▶ [Information shown]:
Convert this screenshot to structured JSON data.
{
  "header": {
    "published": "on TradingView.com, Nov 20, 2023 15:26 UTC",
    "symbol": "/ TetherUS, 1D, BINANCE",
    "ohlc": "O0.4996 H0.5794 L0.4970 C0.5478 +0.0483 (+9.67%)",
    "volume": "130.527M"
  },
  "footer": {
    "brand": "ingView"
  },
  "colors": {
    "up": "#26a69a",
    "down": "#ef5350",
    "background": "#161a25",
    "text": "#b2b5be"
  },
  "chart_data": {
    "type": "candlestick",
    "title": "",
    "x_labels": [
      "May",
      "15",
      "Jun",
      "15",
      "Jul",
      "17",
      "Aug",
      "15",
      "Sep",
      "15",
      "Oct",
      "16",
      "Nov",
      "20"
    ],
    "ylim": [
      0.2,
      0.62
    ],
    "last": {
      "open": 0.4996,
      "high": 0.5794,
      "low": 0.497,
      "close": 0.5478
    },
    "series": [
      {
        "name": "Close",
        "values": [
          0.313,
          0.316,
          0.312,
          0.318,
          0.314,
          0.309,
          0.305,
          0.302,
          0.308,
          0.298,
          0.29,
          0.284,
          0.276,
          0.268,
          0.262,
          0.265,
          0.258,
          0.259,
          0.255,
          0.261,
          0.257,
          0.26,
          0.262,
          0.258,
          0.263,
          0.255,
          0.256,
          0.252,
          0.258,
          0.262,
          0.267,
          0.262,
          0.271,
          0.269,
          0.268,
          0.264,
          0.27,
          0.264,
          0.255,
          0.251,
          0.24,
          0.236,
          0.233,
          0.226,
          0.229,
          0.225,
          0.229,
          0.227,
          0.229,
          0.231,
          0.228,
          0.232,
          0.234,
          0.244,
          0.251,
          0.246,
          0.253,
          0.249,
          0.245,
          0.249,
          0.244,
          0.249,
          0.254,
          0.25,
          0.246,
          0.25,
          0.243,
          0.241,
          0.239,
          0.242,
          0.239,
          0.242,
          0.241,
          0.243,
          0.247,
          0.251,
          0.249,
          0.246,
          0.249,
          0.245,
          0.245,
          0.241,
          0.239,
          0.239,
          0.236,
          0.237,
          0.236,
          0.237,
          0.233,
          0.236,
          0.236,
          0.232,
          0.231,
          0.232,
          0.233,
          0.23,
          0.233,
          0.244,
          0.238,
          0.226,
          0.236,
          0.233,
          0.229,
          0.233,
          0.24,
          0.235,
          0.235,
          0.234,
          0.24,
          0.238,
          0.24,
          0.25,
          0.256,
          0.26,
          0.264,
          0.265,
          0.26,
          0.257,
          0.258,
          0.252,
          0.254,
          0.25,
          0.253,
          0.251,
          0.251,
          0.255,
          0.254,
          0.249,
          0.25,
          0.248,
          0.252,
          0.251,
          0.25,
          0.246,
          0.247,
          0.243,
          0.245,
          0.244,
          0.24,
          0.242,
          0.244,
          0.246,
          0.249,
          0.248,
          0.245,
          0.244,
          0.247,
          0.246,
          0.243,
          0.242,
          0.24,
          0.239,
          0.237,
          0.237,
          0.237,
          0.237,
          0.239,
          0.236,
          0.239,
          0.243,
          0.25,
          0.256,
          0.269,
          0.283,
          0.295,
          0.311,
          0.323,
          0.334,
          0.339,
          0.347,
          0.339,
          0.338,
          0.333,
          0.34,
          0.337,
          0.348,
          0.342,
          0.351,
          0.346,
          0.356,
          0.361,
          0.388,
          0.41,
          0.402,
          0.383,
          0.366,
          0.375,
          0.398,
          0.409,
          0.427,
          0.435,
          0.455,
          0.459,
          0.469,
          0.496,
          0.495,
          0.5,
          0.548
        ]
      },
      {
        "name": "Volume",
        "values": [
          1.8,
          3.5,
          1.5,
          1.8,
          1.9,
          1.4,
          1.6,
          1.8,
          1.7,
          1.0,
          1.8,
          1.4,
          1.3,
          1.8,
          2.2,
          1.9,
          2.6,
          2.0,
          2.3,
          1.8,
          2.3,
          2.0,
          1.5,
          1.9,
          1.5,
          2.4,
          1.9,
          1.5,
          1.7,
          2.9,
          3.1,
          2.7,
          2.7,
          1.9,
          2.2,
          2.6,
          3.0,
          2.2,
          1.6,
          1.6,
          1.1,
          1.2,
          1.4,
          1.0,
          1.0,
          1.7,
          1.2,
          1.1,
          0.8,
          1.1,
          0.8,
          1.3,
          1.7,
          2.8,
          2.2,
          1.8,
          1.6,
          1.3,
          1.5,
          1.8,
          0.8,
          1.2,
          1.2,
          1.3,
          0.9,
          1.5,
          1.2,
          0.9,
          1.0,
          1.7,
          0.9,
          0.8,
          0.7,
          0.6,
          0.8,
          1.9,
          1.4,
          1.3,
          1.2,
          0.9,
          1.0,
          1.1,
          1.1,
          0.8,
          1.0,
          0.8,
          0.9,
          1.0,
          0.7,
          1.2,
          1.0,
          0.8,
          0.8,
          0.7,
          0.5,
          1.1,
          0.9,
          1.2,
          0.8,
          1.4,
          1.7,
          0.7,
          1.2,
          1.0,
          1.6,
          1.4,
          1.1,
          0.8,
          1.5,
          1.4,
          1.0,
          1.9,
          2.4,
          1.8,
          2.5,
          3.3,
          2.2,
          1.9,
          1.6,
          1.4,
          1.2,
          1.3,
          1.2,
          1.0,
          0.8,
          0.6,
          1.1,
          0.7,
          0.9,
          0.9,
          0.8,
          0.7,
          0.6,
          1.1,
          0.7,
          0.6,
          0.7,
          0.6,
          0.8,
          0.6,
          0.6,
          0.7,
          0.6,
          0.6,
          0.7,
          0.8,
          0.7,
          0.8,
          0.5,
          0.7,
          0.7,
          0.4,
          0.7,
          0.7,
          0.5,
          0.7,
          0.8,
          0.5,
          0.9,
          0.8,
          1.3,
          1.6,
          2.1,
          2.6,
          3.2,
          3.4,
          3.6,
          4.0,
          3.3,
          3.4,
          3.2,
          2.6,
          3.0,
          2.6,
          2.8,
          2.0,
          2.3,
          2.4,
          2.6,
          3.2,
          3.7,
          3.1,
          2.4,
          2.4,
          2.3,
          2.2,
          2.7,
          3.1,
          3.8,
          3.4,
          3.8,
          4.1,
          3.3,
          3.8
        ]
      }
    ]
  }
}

▶ [The problem]: Repeat the material above in full, keeping every word.

▶ [Task solution]:
Convert this screenshot to structured JSON data.
{
  "header": {
    "published": "on TradingView.com, Nov 20, 2023 15:26 UTC",
    "symbol": "/ TetherUS, 1D, BINANCE",
    "ohlc": "O0.4996 H0.5794 L0.4970 C0.5478 +0.0483 (+9.67%)",
    "volume": "130.527M"
  },
  "footer": {
    "brand": "ingView"
  },
  "colors": {
    "up": "#26a69a",
    "down": "#ef5350",
    "background": "#161a25",
    "text": "#b2b5be"
  },
  "chart_data": {
    "type": "candlestick",
    "title": "",
    "x_labels": [
      "May",
      "15",
      "Jun",
      "15",
      "Jul",
      "17",
      "Aug",
      "15",
      "Sep",
      "15",
      "Oct",
      "16",
      "Nov",
      "20"
    ],
    "ylim": [
      0.2,
      0.62
    ],
    "last": {
      "open": 0.4996,
      "high": 0.5794,
      "low": 0.497,
      "close": 0.5478
    },
    "series": [
      {
        "name": "Close",
        "values": [
          0.313,
          0.316,
          0.312,
          0.318,
          0.314,
          0.309,
          0.305,
          0.302,
          0.308,
          0.298,
          0.29,
          0.284,
          0.276,
          0.268,
          0.262,
          0.265,
          0.258,
          0.259,
          0.255,
          0.261,
          0.257,
          0.26,
          0.262,
          0.258,
          0.263,
          0.255,
          0.256,
          0.252,
          0.258,
          0.262,
          0.267,
          0.262,
          0.271,
          0.269,
          0.268,
          0.264,
          0.27,
          0.264,
          0.255,
          0.251,
          0.24,
          0.236,
          0.233,
          0.226,
          0.229,
          0.225,
          0.229,
          0.227,
          0.229,
          0.231,
          0.228,
          0.232,
          0.234,
          0.244,
          0.251,
          0.246,
          0.253,
          0.249,
          0.245,
          0.249,
          0.244,
          0.249,
          0.254,
          0.25,
          0.246,
          0.25,
          0.243,
          0.241,
          0.239,
          0.242,
          0.239,
          0.242,
          0.241,
          0.243,
          0.247,
          0.251,
          0.249,
          0.246,
          0.249,
          0.245,
          0.245,
          0.241,
          0.239,
          0.239,
          0.236,
          0.237,
          0.236,
          0.237,
          0.233,
          0.236,
          0.236,
          0.232,
          0.231,
          0.232,
          0.233,
          0.23,
          0.233,
          0.244,
          0.238,
          0.226,
          0.236,
          0.233,
          0.229,
          0.233,
          0.24,
          0.235,
          0.235,
          0.234,
          0.24,
          0.238,
          0.24,
          0.25,
          0.256,
          0.26,
          0.264,
          0.265,
          0.26,
          0.257,
          0.258,
          0.252,
          0.254,
          0.25,
          0.253,
          0.251,
          0.251,
          0.255,
          0.254,
          0.249,
          0.25,
          0.248,
          0.252,
          0.251,
          0.25,
          0.246,
          0.247,
          0.243,
          0.245,
          0.244,
          0.24,
          0.242,
          0.244,
          0.246,
          0.249,
          0.248,
          0.245,
          0.244,
          0.247,
          0.246,
          0.243,
          0.242,
          0.24,
          0.239,
          0.237,
          0.237,
          0.237,
          0.237,
          0.239,
          0.236,
          0.239,
          0.243,
          0.25,
          0.256,
          0.269,
          0.283,
          0.295,
          0.311,
          0.323,
          0.334,
          0.339,
          0.347,
          0.339,
          0.338,
          0.333,
          0.34,
          0.337,
          0.348,
          0.342,
          0.351,
          0.346,
          0.356,
          0.361,
          0.388,
          0.41,
          0.402,
          0.383,
          0.366,
          0.375,
          0.398,
          0.409,
          0.427,
          0.435,
          0.455,
          0.459,
          0.469,
          0.496,
          0.495,
          0.5,
          0.548
        ]
      },
      {
        "name": "Volume",
        "values": [
          1.8,
          3.5,
          1.5,
          1.8,
          1.9,
          1.4,
          1.6,
          1.8,
          1.7,
          1.0,
          1.8,
          1.4,
          1.3,
          1.8,
          2.2,
          1.9,
          2.6,
          2.0,
          2.3,
          1.8,
          2.3,
          2.0,
          1.5,
          1.9,
          1.5,
          2.4,
          1.9,
          1.5,
          1.7,
          2.9,
          3.1,
          2.7,
          2.7,
          1.9,
          2.2,
          2.6,
          3.0,
          2.2,
          1.6,
          1.6,
          1.1,
          1.2,
          1.4,
          1.0,
          1.0,
          1.7,
          1.2,
          1.1,
          0.8,
          1.1,
          0.8,
          1.3,
          1.7,
          2.8,
          2.2,
          1.8,
          1.6,
          1.3,
          1.5,
          1.8,
          0.8,
          1.2,
          1.2,
          1.3,
          0.9,
          1.5,
          1.2,
          0.9,
          1.0,
          1.7,
          0.9,
          0.8,
          0.7,
          0.6,
          0.8,
          1.9,
          1.4,
          1.3,
          1.2,
          0.9,
          1.0,
          1.1,
          1.1,
          0.8,
          1.0,
          0.8,
          0.9,
          1.0,
          0.7,
          1.2,
          1.0,
          0.8,
          0.8,
          0.7,
          0.5,
          1.1,
          0.9,
          1.2,
          0.8,
          1.4,
          1.7,
          0.7,
          1.2,
          1.0,
          1.6,
          1.4,
          1.1,
          0.8,
          1.5,
          1.4,
          1.0,
          1.9,
          2.4,
          1.8,
          2.5,
          3.3,
          2.2,
          1.9,
          1.6,
          1.4,
          1.2,
          1.3,
          1.2,
          1.0,
          0.8,
          0.6,
          1.1,
          0.7,
          0.9,
          0.9,
          0.8,
          0.7,
          0.6,
          1.1,
          0.7,
          0.6,
          0.7,
          0.6,
          0.8,
          0.6,
          0.6,
          0.7,
          0.6,
          0.6,
          0.7,
          0.8,
          0.7,
          0.8,
          0.5,
          0.7,
          0.7,
          0.4,
          0.7,
          0.7,
          0.5,
          0.7,
          0.8,
          0.5,
          0.9,
          0.8,
          1.3,
          1.6,
          2.1,
          2.6,
          3.2,
          3.4,
          3.6,
          4.0,
          3.3,
          3.4,
          3.2,
          2.6,
          3.0,
          2.6,
          2.8,
          2.0,
          2.3,
          2.4,
          2.6,
          3.2,
          3.7,
          3.1,
          2.4,
          2.4,
          2.3,
          2.2,
          2.7,
          3.1,
          3.8,
          3.4,
          3.8,
          4.1,
          3.3,
          3.8
        ]
      }
    ]
  }
}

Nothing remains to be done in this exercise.